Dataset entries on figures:
#####

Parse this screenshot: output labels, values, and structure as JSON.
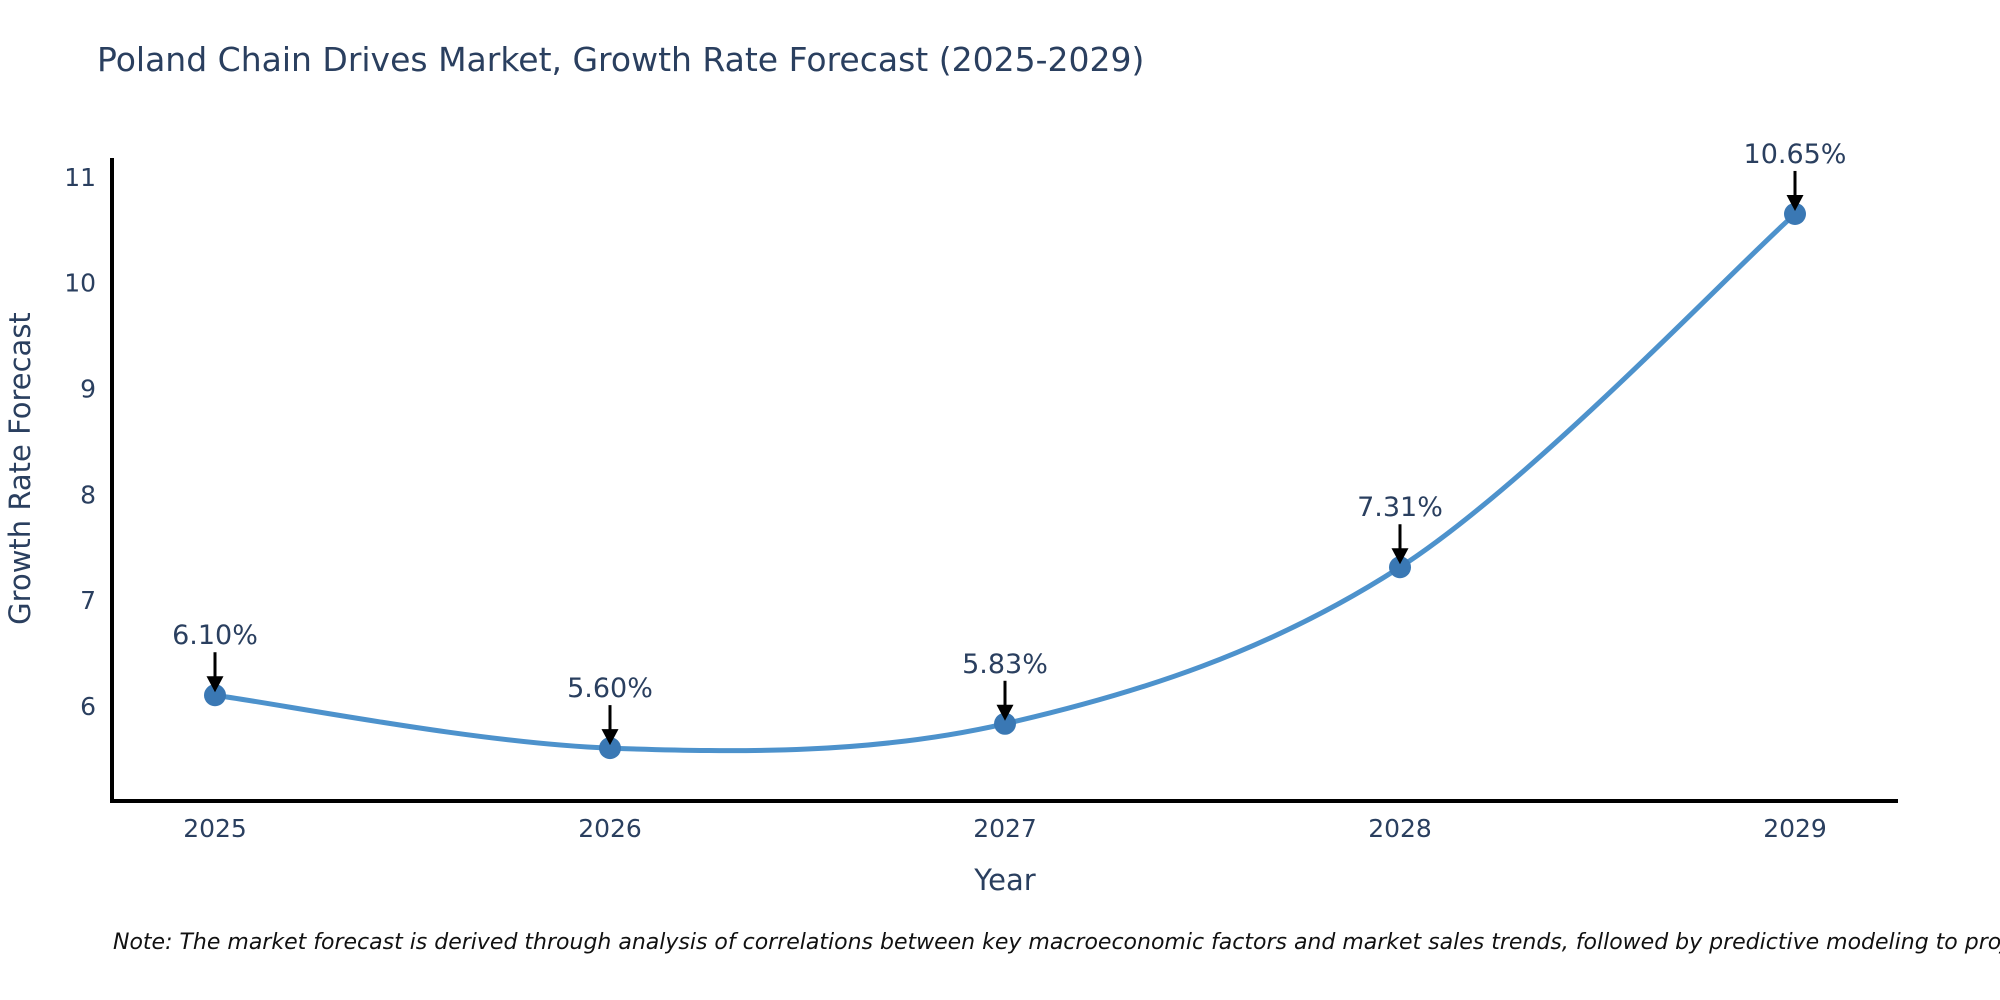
{
  "note": "Note: The market forecast is derived through analysis of correlations between key macroeconomic factors and market sales trends, followed by predictive modeling to project future sales",
  "chart_data": {
    "type": "line",
    "title": "Poland Chain Drives Market, Growth Rate Forecast (2025-2029)",
    "xlabel": "Year",
    "ylabel": "Growth Rate Forecast",
    "categories": [
      "2025",
      "2026",
      "2027",
      "2028",
      "2029"
    ],
    "values": [
      6.1,
      5.6,
      5.83,
      7.31,
      10.65
    ],
    "point_labels": [
      "6.10%",
      "5.60%",
      "5.83%",
      "7.31%",
      "10.65%"
    ],
    "yticks": [
      6,
      7,
      8,
      9,
      10,
      11
    ],
    "ylim": [
      5.1,
      11.16
    ],
    "line_shape": "spline",
    "grid": false,
    "legend": "none",
    "annotation_style": "label-above-with-down-arrow",
    "colors": {
      "line": "#4d92cc",
      "marker": "#3a78b4",
      "axis": "#000000",
      "text": "#2a3f5f",
      "annotation_text": "#2a3f5f",
      "arrow": "#000000",
      "note_text": "#111111",
      "background": "#ffffff"
    }
  }
}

#####

EXERCISE :: Repeat the data above exactly, but not the pictures.

TASK ANSWER ::
Parse this screenshot: output labels, values, and structure as JSON.
{
  "note": "Note: The market forecast is derived through analysis of correlations between key macroeconomic factors and market sales trends, followed by predictive modeling to project future sales",
  "chart_data": {
    "type": "line",
    "title": "Poland Chain Drives Market, Growth Rate Forecast (2025-2029)",
    "xlabel": "Year",
    "ylabel": "Growth Rate Forecast",
    "categories": [
      "2025",
      "2026",
      "2027",
      "2028",
      "2029"
    ],
    "values": [
      6.1,
      5.6,
      5.83,
      7.31,
      10.65
    ],
    "point_labels": [
      "6.10%",
      "5.60%",
      "5.83%",
      "7.31%",
      "10.65%"
    ],
    "yticks": [
      6,
      7,
      8,
      9,
      10,
      11
    ],
    "ylim": [
      5.1,
      11.16
    ],
    "line_shape": "spline",
    "grid": false,
    "legend": "none",
    "annotation_style": "label-above-with-down-arrow",
    "colors": {
      "line": "#4d92cc",
      "marker": "#3a78b4",
      "axis": "#000000",
      "text": "#2a3f5f",
      "annotation_text": "#2a3f5f",
      "arrow": "#000000",
      "note_text": "#111111",
      "background": "#ffffff"
    }
  }
}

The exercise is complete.